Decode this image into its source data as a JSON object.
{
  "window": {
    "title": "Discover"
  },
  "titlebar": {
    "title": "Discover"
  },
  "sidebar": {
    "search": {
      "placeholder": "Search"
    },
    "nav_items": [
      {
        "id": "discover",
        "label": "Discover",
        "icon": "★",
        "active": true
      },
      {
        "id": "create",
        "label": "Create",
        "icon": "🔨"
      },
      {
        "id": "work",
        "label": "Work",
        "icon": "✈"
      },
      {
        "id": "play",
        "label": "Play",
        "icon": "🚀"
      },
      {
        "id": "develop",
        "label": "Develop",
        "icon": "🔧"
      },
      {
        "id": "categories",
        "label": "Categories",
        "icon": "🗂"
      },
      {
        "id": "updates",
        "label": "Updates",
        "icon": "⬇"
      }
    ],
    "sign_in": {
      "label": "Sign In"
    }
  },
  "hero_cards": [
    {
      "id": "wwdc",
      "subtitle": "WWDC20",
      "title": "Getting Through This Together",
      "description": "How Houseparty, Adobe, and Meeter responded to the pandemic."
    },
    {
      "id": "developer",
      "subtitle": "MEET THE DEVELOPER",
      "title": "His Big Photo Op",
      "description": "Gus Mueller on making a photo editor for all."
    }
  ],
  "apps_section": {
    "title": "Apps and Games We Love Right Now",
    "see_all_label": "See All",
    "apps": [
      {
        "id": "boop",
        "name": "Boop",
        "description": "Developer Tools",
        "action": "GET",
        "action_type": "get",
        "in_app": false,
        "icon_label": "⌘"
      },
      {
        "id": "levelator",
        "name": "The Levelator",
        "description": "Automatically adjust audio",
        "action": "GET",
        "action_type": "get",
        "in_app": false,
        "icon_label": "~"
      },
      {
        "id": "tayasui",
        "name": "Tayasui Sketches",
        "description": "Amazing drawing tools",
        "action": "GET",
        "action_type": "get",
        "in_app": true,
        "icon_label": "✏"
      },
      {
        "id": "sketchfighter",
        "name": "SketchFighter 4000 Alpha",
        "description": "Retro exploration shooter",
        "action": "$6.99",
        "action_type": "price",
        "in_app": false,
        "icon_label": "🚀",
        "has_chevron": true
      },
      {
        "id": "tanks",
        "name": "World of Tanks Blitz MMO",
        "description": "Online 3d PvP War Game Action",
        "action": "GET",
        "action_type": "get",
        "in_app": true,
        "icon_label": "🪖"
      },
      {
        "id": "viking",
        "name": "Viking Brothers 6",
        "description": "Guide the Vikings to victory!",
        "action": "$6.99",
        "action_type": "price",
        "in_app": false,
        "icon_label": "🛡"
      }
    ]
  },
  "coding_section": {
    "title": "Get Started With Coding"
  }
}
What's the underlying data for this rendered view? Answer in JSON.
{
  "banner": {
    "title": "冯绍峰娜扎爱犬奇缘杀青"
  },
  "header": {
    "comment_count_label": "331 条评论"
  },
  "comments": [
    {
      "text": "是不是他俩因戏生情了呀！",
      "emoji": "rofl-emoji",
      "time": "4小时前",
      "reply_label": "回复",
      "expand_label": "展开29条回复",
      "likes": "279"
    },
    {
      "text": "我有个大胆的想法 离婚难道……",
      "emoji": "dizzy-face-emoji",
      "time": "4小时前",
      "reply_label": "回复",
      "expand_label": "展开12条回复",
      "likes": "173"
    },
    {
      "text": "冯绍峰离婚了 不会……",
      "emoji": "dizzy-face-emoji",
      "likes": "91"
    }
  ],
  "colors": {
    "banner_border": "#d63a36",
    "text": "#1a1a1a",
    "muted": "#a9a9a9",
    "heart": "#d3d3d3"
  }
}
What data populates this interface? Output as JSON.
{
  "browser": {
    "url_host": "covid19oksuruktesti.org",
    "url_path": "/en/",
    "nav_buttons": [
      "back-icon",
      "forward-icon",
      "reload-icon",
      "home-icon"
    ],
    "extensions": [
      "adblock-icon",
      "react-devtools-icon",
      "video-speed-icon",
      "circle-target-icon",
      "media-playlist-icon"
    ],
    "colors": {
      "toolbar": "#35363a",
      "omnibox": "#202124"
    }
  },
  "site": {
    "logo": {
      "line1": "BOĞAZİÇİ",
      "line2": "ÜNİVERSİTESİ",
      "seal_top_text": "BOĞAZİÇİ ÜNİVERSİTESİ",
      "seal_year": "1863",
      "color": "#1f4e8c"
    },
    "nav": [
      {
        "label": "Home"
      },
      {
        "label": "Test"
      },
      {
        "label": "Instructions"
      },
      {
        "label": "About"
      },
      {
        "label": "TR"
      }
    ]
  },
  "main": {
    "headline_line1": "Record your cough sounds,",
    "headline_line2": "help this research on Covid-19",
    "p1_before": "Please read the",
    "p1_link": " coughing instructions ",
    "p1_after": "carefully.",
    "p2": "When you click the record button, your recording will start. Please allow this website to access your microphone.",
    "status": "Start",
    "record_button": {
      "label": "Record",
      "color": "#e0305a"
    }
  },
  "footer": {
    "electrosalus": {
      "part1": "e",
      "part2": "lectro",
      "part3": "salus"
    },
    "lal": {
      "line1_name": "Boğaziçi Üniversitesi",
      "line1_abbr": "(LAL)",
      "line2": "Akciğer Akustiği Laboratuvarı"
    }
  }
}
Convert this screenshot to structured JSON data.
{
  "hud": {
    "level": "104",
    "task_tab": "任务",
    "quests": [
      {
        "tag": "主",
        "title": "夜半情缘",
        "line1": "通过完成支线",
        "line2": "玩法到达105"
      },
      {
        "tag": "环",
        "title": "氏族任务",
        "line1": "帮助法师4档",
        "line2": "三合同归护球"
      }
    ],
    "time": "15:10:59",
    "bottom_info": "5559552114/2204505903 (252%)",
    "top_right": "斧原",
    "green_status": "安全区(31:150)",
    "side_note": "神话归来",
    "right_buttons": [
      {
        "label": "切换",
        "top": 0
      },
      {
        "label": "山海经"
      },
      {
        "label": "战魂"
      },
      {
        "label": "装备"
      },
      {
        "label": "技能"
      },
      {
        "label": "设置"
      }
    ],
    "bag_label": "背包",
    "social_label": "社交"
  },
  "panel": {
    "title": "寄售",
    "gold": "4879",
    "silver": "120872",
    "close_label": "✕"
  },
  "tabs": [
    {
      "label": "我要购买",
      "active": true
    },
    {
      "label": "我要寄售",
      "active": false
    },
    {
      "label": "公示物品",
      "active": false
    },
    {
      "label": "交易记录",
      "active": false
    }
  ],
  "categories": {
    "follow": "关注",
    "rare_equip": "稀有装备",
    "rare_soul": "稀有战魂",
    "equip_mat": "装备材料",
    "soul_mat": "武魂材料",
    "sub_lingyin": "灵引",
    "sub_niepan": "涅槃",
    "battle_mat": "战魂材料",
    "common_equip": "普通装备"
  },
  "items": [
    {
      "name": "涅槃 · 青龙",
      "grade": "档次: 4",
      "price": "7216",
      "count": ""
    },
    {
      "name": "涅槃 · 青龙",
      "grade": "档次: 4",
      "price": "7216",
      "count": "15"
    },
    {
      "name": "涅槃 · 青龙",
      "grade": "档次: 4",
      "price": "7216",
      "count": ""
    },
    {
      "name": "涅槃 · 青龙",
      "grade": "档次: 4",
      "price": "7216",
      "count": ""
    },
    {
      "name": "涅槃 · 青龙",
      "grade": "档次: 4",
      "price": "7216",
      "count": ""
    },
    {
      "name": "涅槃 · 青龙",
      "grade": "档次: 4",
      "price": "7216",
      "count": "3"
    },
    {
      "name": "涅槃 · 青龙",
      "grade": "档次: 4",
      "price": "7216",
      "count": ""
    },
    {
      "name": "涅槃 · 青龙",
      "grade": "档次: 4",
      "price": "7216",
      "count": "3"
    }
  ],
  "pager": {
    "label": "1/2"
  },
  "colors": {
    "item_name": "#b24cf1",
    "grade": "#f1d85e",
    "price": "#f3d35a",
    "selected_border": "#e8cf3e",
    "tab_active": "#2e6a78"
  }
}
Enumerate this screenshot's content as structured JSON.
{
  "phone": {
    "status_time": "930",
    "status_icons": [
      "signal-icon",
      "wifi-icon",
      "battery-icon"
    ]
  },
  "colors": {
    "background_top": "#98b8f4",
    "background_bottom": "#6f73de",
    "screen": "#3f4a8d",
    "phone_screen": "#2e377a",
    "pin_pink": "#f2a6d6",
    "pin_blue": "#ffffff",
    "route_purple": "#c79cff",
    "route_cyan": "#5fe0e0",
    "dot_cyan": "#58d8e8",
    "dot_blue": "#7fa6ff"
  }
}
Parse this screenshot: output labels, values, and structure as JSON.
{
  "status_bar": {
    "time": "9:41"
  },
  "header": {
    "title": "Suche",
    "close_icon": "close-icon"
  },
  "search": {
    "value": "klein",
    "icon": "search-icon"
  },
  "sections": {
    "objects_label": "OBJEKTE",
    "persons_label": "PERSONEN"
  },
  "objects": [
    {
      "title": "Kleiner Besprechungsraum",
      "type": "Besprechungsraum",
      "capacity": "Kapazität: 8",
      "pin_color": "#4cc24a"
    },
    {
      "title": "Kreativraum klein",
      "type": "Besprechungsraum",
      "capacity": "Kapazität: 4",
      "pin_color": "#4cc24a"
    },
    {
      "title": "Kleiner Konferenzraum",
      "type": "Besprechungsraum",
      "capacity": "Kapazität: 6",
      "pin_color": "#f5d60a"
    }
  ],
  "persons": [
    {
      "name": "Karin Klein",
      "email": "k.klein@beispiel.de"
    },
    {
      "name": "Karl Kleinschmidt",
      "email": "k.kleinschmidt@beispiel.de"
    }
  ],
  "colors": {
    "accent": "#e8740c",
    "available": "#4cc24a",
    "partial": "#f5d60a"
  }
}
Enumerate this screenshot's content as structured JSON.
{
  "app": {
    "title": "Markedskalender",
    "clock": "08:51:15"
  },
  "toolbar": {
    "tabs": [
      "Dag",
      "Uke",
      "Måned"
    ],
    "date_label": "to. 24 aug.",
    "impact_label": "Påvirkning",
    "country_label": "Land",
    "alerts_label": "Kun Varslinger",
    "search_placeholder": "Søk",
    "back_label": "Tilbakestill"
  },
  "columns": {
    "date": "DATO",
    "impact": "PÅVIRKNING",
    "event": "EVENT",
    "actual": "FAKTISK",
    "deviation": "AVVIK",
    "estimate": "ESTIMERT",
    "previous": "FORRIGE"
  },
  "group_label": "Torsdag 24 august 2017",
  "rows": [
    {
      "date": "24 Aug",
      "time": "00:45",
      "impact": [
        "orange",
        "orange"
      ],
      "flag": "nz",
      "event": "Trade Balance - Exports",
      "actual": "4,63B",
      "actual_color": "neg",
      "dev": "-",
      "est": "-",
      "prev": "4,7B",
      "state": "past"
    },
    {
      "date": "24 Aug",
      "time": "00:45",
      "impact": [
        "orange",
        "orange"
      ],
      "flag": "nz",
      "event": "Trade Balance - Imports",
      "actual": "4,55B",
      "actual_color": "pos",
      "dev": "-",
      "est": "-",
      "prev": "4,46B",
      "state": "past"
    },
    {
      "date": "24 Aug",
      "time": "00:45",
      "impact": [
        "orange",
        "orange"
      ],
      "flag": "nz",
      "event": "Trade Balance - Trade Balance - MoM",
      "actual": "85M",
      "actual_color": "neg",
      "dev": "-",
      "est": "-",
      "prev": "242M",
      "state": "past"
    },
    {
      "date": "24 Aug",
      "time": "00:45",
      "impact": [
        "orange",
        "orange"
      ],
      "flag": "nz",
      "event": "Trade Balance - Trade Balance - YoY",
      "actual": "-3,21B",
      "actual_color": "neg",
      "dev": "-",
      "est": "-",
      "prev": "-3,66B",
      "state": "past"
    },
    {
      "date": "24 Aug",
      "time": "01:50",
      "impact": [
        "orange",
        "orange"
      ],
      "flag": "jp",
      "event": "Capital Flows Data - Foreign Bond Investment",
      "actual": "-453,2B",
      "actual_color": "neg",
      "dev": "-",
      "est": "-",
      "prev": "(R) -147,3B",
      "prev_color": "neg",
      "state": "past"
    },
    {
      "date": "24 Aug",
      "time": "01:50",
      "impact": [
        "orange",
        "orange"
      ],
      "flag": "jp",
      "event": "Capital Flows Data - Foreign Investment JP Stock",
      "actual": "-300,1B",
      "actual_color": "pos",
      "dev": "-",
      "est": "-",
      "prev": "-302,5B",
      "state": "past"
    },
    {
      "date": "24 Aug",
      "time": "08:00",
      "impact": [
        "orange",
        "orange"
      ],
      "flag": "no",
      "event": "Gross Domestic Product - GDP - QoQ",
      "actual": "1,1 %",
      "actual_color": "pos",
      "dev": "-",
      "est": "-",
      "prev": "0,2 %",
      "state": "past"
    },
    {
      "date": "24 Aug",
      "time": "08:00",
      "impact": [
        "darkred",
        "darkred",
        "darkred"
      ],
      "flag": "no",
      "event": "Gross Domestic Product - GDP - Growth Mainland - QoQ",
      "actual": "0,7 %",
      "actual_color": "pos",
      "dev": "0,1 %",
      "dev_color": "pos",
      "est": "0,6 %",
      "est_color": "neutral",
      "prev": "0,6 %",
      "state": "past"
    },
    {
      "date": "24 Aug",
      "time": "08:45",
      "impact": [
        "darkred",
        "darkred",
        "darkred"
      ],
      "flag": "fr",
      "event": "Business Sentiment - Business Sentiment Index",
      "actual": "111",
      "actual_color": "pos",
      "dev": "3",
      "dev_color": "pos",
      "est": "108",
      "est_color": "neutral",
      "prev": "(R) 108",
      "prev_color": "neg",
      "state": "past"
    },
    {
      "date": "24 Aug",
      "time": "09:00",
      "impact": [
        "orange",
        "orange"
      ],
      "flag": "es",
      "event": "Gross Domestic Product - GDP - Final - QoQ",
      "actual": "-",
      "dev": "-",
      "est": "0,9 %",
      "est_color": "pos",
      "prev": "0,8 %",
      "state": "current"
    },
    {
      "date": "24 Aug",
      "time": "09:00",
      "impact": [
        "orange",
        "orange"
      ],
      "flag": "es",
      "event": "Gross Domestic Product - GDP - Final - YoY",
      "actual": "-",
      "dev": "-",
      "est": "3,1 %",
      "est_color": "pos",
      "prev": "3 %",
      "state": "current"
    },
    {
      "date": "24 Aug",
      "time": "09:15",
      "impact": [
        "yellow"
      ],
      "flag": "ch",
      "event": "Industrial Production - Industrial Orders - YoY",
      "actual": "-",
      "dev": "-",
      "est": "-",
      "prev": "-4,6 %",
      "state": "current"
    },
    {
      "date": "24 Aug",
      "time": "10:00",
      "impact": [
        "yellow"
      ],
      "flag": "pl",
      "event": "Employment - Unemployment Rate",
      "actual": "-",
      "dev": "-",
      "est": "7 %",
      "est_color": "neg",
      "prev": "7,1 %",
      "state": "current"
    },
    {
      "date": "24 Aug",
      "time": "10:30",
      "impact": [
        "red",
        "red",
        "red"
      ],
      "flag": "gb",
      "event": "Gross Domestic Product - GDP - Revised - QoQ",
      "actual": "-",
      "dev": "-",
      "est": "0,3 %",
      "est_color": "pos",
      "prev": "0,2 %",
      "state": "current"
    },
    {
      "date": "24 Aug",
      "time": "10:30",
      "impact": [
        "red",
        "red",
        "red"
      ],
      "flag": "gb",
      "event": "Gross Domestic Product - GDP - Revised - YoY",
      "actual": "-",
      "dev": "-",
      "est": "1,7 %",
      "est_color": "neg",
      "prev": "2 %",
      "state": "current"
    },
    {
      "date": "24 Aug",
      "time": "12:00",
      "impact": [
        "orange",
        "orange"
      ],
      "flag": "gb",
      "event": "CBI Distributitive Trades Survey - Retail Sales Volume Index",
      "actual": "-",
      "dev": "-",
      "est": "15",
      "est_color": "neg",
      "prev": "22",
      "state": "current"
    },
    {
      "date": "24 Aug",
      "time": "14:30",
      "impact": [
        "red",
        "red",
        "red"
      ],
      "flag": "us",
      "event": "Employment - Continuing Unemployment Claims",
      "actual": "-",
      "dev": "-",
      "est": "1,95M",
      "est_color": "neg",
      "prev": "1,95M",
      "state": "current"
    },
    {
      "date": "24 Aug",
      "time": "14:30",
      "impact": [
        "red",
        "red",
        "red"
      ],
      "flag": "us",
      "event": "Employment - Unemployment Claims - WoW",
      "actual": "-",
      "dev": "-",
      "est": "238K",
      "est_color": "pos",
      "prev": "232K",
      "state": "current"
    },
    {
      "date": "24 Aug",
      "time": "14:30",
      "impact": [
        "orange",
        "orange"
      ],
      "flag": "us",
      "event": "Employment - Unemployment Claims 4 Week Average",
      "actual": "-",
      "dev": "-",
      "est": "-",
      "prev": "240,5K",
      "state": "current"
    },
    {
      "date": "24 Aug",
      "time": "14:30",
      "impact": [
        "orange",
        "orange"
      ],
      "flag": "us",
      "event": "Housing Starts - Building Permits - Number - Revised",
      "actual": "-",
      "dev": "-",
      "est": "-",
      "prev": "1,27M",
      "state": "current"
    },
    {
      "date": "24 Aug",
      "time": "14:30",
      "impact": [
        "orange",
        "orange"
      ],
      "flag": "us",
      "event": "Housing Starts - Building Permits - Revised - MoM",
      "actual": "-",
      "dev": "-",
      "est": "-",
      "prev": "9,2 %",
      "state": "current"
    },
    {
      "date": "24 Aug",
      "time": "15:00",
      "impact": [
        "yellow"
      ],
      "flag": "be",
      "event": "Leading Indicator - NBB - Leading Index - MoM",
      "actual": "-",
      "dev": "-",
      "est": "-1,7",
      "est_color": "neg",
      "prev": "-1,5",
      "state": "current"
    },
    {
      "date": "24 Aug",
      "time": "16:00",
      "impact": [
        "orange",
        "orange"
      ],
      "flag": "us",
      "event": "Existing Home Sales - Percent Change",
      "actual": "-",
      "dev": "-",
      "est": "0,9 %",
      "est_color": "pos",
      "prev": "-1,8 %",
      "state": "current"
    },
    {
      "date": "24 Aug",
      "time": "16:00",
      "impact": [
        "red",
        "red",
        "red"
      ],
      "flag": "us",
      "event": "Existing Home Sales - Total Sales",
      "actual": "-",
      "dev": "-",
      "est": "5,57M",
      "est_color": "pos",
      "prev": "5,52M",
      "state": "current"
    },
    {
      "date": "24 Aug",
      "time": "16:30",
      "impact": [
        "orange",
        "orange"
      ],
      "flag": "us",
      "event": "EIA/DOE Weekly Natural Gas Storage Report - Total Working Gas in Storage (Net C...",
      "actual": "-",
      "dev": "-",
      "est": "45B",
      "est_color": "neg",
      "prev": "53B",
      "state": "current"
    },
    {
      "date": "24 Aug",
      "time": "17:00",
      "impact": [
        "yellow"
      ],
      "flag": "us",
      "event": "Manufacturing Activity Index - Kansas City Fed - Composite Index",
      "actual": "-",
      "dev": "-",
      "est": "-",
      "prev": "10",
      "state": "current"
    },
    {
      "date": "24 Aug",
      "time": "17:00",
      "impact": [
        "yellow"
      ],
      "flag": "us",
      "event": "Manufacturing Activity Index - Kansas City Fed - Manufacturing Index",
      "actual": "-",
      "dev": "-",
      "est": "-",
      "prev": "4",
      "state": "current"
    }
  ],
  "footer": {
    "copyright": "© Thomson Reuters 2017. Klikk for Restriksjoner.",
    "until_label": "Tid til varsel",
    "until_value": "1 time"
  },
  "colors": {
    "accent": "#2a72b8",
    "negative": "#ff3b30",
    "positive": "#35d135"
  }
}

GIVEN TASK ->
Show every line above in which the word "Existing" occurs.

ANSWER TO THE PROBLEM ->
      "event": "Existing Home Sales - Percent Change",
      "event": "Existing Home Sales - Total Sales",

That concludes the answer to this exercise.